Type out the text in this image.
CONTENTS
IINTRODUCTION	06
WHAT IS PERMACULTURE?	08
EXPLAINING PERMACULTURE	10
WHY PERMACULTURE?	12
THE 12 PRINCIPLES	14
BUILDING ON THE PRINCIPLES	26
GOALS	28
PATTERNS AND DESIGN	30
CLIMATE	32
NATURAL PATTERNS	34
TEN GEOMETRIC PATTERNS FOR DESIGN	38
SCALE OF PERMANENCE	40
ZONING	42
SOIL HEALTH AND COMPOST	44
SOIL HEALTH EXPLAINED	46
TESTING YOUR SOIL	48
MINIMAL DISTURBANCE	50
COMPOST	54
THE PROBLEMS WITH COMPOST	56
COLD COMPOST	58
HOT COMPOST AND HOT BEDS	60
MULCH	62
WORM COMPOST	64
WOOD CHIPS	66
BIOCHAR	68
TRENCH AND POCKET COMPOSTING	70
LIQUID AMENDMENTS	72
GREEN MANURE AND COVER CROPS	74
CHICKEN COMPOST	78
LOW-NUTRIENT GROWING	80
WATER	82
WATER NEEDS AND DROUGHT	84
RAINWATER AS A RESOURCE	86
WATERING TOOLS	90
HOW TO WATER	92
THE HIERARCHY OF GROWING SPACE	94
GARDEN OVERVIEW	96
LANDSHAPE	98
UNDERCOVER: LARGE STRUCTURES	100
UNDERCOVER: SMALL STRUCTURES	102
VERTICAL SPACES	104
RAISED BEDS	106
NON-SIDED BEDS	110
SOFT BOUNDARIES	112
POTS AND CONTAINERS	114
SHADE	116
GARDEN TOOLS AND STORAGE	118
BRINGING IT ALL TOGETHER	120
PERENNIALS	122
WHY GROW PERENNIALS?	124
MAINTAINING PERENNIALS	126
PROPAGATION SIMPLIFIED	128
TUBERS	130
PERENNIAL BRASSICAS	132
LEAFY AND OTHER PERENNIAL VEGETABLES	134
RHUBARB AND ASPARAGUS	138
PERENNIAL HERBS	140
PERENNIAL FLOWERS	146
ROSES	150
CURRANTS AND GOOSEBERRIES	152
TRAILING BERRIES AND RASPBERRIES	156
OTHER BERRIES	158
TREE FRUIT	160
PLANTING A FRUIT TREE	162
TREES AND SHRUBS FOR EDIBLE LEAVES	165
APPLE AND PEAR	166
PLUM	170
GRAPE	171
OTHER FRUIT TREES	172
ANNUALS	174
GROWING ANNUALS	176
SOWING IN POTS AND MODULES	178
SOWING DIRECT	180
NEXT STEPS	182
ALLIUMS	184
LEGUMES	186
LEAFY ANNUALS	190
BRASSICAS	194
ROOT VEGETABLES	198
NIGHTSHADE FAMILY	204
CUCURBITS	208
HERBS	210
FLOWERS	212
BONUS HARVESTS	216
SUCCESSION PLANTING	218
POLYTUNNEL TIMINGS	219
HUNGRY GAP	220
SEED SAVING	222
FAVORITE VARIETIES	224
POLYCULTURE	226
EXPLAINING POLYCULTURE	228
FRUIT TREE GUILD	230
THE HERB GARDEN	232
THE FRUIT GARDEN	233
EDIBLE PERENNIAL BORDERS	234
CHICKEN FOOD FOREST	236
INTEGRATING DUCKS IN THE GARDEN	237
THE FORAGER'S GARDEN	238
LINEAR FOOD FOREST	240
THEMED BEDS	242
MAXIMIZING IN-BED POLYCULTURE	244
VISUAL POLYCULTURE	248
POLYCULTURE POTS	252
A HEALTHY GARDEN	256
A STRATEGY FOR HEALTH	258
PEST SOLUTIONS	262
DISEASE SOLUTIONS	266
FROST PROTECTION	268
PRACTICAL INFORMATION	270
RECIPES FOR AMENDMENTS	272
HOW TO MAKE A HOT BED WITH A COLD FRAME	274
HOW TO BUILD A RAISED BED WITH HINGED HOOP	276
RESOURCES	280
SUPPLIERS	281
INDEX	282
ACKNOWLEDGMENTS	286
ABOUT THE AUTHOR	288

——————

Retype the material in full. Each word must match.

Type out the text in this image.
CONTENTS
IINTRODUCTION	06
WHAT IS PERMACULTURE?	08
EXPLAINING PERMACULTURE	10
WHY PERMACULTURE?	12
THE 12 PRINCIPLES	14
BUILDING ON THE PRINCIPLES	26
GOALS	28
PATTERNS AND DESIGN	30
CLIMATE	32
NATURAL PATTERNS	34
TEN GEOMETRIC PATTERNS FOR DESIGN	38
SCALE OF PERMANENCE	40
ZONING	42
SOIL HEALTH AND COMPOST	44
SOIL HEALTH EXPLAINED	46
TESTING YOUR SOIL	48
MINIMAL DISTURBANCE	50
COMPOST	54
THE PROBLEMS WITH COMPOST	56
COLD COMPOST	58
HOT COMPOST AND HOT BEDS	60
MULCH	62
WORM COMPOST	64
WOOD CHIPS	66
BIOCHAR	68
TRENCH AND POCKET COMPOSTING	70
LIQUID AMENDMENTS	72
GREEN MANURE AND COVER CROPS	74
CHICKEN COMPOST	78
LOW-NUTRIENT GROWING	80
WATER	82
WATER NEEDS AND DROUGHT	84
RAINWATER AS A RESOURCE	86
WATERING TOOLS	90
HOW TO WATER	92
THE HIERARCHY OF GROWING SPACE	94
GARDEN OVERVIEW	96
LANDSHAPE	98
UNDERCOVER: LARGE STRUCTURES	100
UNDERCOVER: SMALL STRUCTURES	102
VERTICAL SPACES	104
RAISED BEDS	106
NON-SIDED BEDS	110
SOFT BOUNDARIES	112
POTS AND CONTAINERS	114
SHADE	116
GARDEN TOOLS AND STORAGE	118
BRINGING IT ALL TOGETHER	120
PERENNIALS	122
WHY GROW PERENNIALS?	124
MAINTAINING PERENNIALS	126
PROPAGATION SIMPLIFIED	128
TUBERS	130
PERENNIAL BRASSICAS	132
LEAFY AND OTHER PERENNIAL VEGETABLES	134
RHUBARB AND ASPARAGUS	138
PERENNIAL HERBS	140
PERENNIAL FLOWERS	146
ROSES	150
CURRANTS AND GOOSEBERRIES	152
TRAILING BERRIES AND RASPBERRIES	156
OTHER BERRIES	158
TREE FRUIT	160
PLANTING A FRUIT TREE	162
TREES AND SHRUBS FOR EDIBLE LEAVES	165
APPLE AND PEAR	166
PLUM	170
GRAPE	171
OTHER FRUIT TREES	172
ANNUALS	174
GROWING ANNUALS	176
SOWING IN POTS AND MODULES	178
SOWING DIRECT	180
NEXT STEPS	182
ALLIUMS	184
LEGUMES	186
LEAFY ANNUALS	190
BRASSICAS	194
ROOT VEGETABLES	198
NIGHTSHADE FAMILY	204
CUCURBITS	208
HERBS	210
FLOWERS	212
BONUS HARVESTS	216
SUCCESSION PLANTING	218
POLYTUNNEL TIMINGS	219
HUNGRY GAP	220
SEED SAVING	222
FAVORITE VARIETIES	224
POLYCULTURE	226
EXPLAINING POLYCULTURE	228
FRUIT TREE GUILD	230
THE HERB GARDEN	232
THE FRUIT GARDEN	233
EDIBLE PERENNIAL BORDERS	234
CHICKEN FOOD FOREST	236
INTEGRATING DUCKS IN THE GARDEN	237
THE FORAGER'S GARDEN	238
LINEAR FOOD FOREST	240
THEMED BEDS	242
MAXIMIZING IN-BED POLYCULTURE	244
VISUAL POLYCULTURE	248
POLYCULTURE POTS	252
A HEALTHY GARDEN	256
A STRATEGY FOR HEALTH	258
PEST SOLUTIONS	262
DISEASE SOLUTIONS	266
FROST PROTECTION	268
PRACTICAL INFORMATION	270
RECIPES FOR AMENDMENTS	272
HOW TO MAKE A HOT BED WITH A COLD FRAME	274
HOW TO BUILD A RAISED BED WITH HINGED HOOP	276
RESOURCES	280
SUPPLIERS	281
INDEX	282
ACKNOWLEDGMENTS	286
ABOUT THE AUTHOR	288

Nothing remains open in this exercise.